- [REQUIREMENTS] Copy out the entries exactly, from the first line to the last.

[Source data]
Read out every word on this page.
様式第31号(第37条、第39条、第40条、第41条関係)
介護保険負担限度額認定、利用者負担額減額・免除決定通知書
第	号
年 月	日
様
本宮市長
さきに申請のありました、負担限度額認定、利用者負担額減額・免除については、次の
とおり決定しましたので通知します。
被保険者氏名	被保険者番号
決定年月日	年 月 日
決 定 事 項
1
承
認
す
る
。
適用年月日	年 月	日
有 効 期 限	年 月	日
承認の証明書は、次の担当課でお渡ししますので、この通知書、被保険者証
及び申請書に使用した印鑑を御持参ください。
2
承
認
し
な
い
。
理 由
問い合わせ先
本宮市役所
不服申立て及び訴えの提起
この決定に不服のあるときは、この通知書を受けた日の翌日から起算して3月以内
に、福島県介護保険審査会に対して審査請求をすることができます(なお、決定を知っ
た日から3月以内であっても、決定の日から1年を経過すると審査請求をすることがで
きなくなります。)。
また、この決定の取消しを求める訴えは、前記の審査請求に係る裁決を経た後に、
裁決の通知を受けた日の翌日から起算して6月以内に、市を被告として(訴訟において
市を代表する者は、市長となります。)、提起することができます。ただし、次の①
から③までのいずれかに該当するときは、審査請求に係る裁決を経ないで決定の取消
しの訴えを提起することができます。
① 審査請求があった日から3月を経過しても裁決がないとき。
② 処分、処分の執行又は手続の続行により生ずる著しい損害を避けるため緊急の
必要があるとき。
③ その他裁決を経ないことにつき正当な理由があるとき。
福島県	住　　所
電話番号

- [EXERCISE RESPONSE]
Read out every word on this page.
様式第31号(第37条、第39条、第40条、第41条関係)
介護保険負担限度額認定、利用者負担額減額・免除決定通知書
第	号
年 月	日
様
本宮市長
さきに申請のありました、負担限度額認定、利用者負担額減額・免除については、次の
とおり決定しましたので通知します。
被保険者氏名	被保険者番号
決定年月日	年 月 日
決 定 事 項
1
承
認
す
る
。
適用年月日	年 月	日
有 効 期 限	年 月	日
承認の証明書は、次の担当課でお渡ししますので、この通知書、被保険者証
及び申請書に使用した印鑑を御持参ください。
2
承
認
し
な
い
。
理 由
問い合わせ先
本宮市役所
不服申立て及び訴えの提起
この決定に不服のあるときは、この通知書を受けた日の翌日から起算して3月以内
に、福島県介護保険審査会に対して審査請求をすることができます(なお、決定を知っ
た日から3月以内であっても、決定の日から1年を経過すると審査請求をすることがで
きなくなります。)。
また、この決定の取消しを求める訴えは、前記の審査請求に係る裁決を経た後に、
裁決の通知を受けた日の翌日から起算して6月以内に、市を被告として(訴訟において
市を代表する者は、市長となります。)、提起することができます。ただし、次の①
から③までのいずれかに該当するときは、審査請求に係る裁決を経ないで決定の取消
しの訴えを提起することができます。
① 審査請求があった日から3月を経過しても裁決がないとき。
② 処分、処分の執行又は手続の続行により生ずる著しい損害を避けるため緊急の
必要があるとき。
③ その他裁決を経ないことにつき正当な理由があるとき。
福島県	住　　所
電話番号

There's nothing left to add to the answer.